start Data shown

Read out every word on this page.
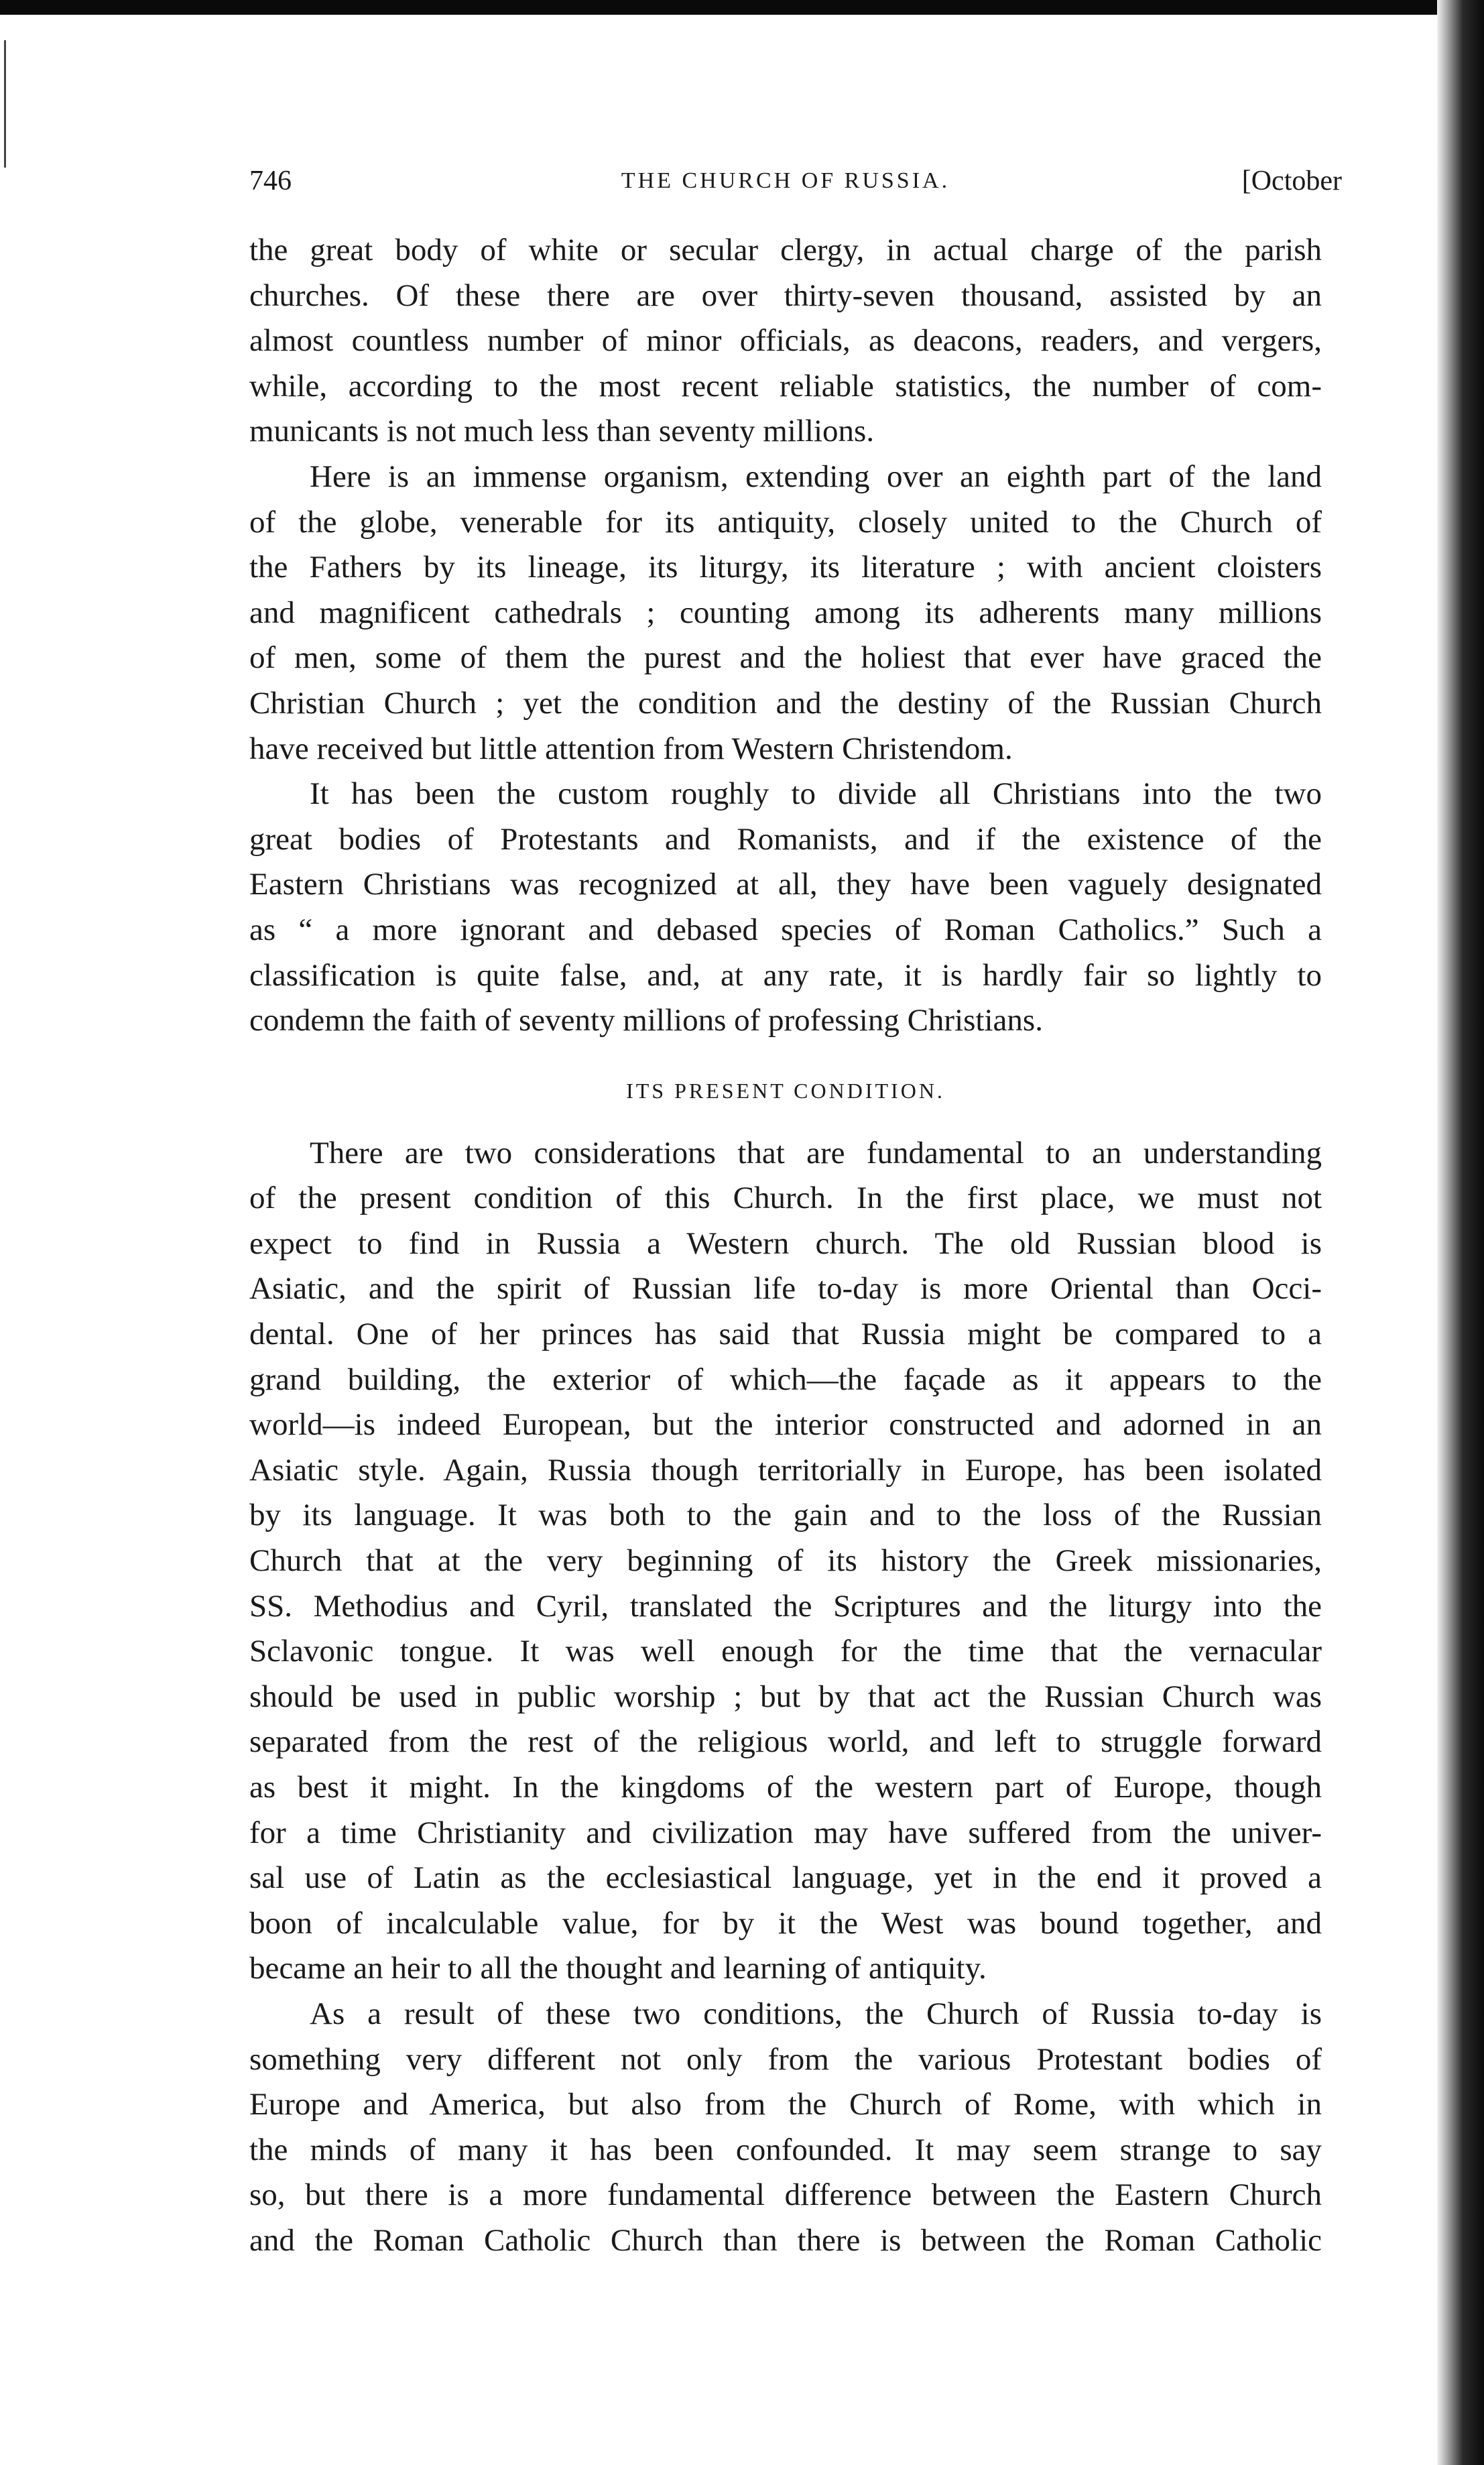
746	THE CHURCH OF RUSSIA.	[October
the great body of white or secular clergy, in actual charge of the parish
churches. Of these there are over thirty-seven thousand, assisted by an
almost countless number of minor officials, as deacons, readers, and vergers,
while, according to the most recent reliable statistics, the number of com-
municants is not much less than seventy millions.
Here is an immense organism, extending over an eighth part of the land
of the globe, venerable for its antiquity, closely united to the Church of
the Fathers by its lineage, its liturgy, its literature ; with ancient cloisters
and magnificent cathedrals ; counting among its adherents many millions
of men, some of them the purest and the holiest that ever have graced the
Christian Church ; yet the condition and the destiny of the Russian Church
have received but little attention from Western Christendom.
It has been the custom roughly to divide all Christians into the two
great bodies of Protestants and Romanists, and if the existence of the
Eastern Christians was recognized at all, they have been vaguely designated
as “ a more ignorant and debased species of Roman Catholics.” Such a
classification is quite false, and, at any rate, it is hardly fair so lightly to
condemn the faith of seventy millions of professing Christians.
ITS PRESENT CONDITION.
There are two considerations that are fundamental to an understanding
of the present condition of this Church. In the first place, we must not
expect to find in Russia a Western church. The old Russian blood is
Asiatic, and the spirit of Russian life to-day is more Oriental than Occi-
dental. One of her princes has said that Russia might be compared to a
grand building, the exterior of which—the façade as it appears to the
world—is indeed European, but the interior constructed and adorned in an
Asiatic style. Again, Russia though territorially in Europe, has been isolated
by its language. It was both to the gain and to the loss of the Russian
Church that at the very beginning of its history the Greek missionaries,
SS. Methodius and Cyril, translated the Scriptures and the liturgy into the
Sclavonic tongue. It was well enough for the time that the vernacular
should be used in public worship ; but by that act the Russian Church was
separated from the rest of the religious world, and left to struggle forward
as best it might. In the kingdoms of the western part of Europe, though
for a time Christianity and civilization may have suffered from the univer-
sal use of Latin as the ecclesiastical language, yet in the end it proved a
boon of incalculable value, for by it the West was bound together, and
became an heir to all the thought and learning of antiquity.
As a result of these two conditions, the Church of Russia to-day is
something very different not only from the various Protestant bodies of
Europe and America, but also from the Church of Rome, with which in
the minds of many it has been confounded. It may seem strange to say
so, but there is a more fundamental difference between the Eastern Church
and the Roman Catholic Church than there is between the Roman Catholic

end Data shown

_Objective_
Ignore the images and quote every line of the listing exactly.

_Completed task_
Read out every word on this page.
746	THE CHURCH OF RUSSIA.	[October
the great body of white or secular clergy, in actual charge of the parish
churches. Of these there are over thirty-seven thousand, assisted by an
almost countless number of minor officials, as deacons, readers, and vergers,
while, according to the most recent reliable statistics, the number of com-
municants is not much less than seventy millions.
Here is an immense organism, extending over an eighth part of the land
of the globe, venerable for its antiquity, closely united to the Church of
the Fathers by its lineage, its liturgy, its literature ; with ancient cloisters
and magnificent cathedrals ; counting among its adherents many millions
of men, some of them the purest and the holiest that ever have graced the
Christian Church ; yet the condition and the destiny of the Russian Church
have received but little attention from Western Christendom.
It has been the custom roughly to divide all Christians into the two
great bodies of Protestants and Romanists, and if the existence of the
Eastern Christians was recognized at all, they have been vaguely designated
as “ a more ignorant and debased species of Roman Catholics.” Such a
classification is quite false, and, at any rate, it is hardly fair so lightly to
condemn the faith of seventy millions of professing Christians.
ITS PRESENT CONDITION.
There are two considerations that are fundamental to an understanding
of the present condition of this Church. In the first place, we must not
expect to find in Russia a Western church. The old Russian blood is
Asiatic, and the spirit of Russian life to-day is more Oriental than Occi-
dental. One of her princes has said that Russia might be compared to a
grand building, the exterior of which—the façade as it appears to the
world—is indeed European, but the interior constructed and adorned in an
Asiatic style. Again, Russia though territorially in Europe, has been isolated
by its language. It was both to the gain and to the loss of the Russian
Church that at the very beginning of its history the Greek missionaries,
SS. Methodius and Cyril, translated the Scriptures and the liturgy into the
Sclavonic tongue. It was well enough for the time that the vernacular
should be used in public worship ; but by that act the Russian Church was
separated from the rest of the religious world, and left to struggle forward
as best it might. In the kingdoms of the western part of Europe, though
for a time Christianity and civilization may have suffered from the univer-
sal use of Latin as the ecclesiastical language, yet in the end it proved a
boon of incalculable value, for by it the West was bound together, and
became an heir to all the thought and learning of antiquity.
As a result of these two conditions, the Church of Russia to-day is
something very different not only from the various Protestant bodies of
Europe and America, but also from the Church of Rome, with which in
the minds of many it has been confounded. It may seem strange to say
so, but there is a more fundamental difference between the Eastern Church
and the Roman Catholic Church than there is between the Roman Catholic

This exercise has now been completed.